==== Given data

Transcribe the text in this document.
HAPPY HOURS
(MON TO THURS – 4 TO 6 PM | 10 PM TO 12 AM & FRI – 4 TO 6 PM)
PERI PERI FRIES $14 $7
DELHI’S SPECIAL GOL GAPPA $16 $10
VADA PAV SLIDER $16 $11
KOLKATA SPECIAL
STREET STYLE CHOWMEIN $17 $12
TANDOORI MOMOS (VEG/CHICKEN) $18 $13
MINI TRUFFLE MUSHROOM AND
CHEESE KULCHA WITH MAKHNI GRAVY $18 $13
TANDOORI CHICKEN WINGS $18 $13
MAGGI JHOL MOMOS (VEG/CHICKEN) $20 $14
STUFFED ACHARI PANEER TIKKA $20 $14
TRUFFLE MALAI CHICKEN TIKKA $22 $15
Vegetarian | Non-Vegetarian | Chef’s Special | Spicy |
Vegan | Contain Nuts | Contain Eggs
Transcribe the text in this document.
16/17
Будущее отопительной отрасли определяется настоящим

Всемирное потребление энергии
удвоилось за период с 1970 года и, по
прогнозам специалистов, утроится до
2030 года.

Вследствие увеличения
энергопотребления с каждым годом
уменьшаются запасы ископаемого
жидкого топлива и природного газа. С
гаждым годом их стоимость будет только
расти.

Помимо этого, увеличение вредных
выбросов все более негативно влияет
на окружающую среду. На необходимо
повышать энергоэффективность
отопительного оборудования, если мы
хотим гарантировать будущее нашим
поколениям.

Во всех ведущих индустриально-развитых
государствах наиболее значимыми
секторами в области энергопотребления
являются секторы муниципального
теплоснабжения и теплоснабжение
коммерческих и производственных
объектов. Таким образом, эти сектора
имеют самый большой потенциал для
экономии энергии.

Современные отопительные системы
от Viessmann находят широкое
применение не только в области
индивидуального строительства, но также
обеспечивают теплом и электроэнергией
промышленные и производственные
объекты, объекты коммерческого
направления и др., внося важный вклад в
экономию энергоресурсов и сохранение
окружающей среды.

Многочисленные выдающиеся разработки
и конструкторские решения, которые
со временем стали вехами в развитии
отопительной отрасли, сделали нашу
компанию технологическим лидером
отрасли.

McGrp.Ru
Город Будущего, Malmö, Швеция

========

→ **Work instructions**: Reproduce the full set of records precisely.

→ **Exercise result**:
Transcribe the text in this document.
HAPPY HOURS
(MON TO THURS – 4 TO 6 PM | 10 PM TO 12 AM & FRI – 4 TO 6 PM)
PERI PERI FRIES $14 $7
DELHI’S SPECIAL GOL GAPPA $16 $10
VADA PAV SLIDER $16 $11
KOLKATA SPECIAL
STREET STYLE CHOWMEIN $17 $12
TANDOORI MOMOS (VEG/CHICKEN) $18 $13
MINI TRUFFLE MUSHROOM AND
CHEESE KULCHA WITH MAKHNI GRAVY $18 $13
TANDOORI CHICKEN WINGS $18 $13
MAGGI JHOL MOMOS (VEG/CHICKEN) $20 $14
STUFFED ACHARI PANEER TIKKA $20 $14
TRUFFLE MALAI CHICKEN TIKKA $22 $15
Vegetarian | Non-Vegetarian | Chef’s Special | Spicy |
Vegan | Contain Nuts | Contain Eggs
Transcribe the text in this document.
16/17
Будущее отопительной отрасли определяется настоящим

Всемирное потребление энергии
удвоилось за период с 1970 года и, по
прогнозам специалистов, утроится до
2030 года.

Вследствие увеличения
энергопотребления с каждым годом
уменьшаются запасы ископаемого
жидкого топлива и природного газа. С
гаждым годом их стоимость будет только
расти.

Помимо этого, увеличение вредных
выбросов все более негативно влияет
на окружающую среду. На необходимо
повышать энергоэффективность
отопительного оборудования, если мы
хотим гарантировать будущее нашим
поколениям.

Во всех ведущих индустриально-развитых
государствах наиболее значимыми
секторами в области энергопотребления
являются секторы муниципального
теплоснабжения и теплоснабжение
коммерческих и производственных
объектов. Таким образом, эти сектора
имеют самый большой потенциал для
экономии энергии.

Современные отопительные системы
от Viessmann находят широкое
применение не только в области
индивидуального строительства, но также
обеспечивают теплом и электроэнергией
промышленные и производственные
объекты, объекты коммерческого
направления и др., внося важный вклад в
экономию энергоресурсов и сохранение
окружающей среды.

Многочисленные выдающиеся разработки
и конструкторские решения, которые
со временем стали вехами в развитии
отопительной отрасли, сделали нашу
компанию технологическим лидером
отрасли.

McGrp.Ru
Город Будущего, Malmö, Швеция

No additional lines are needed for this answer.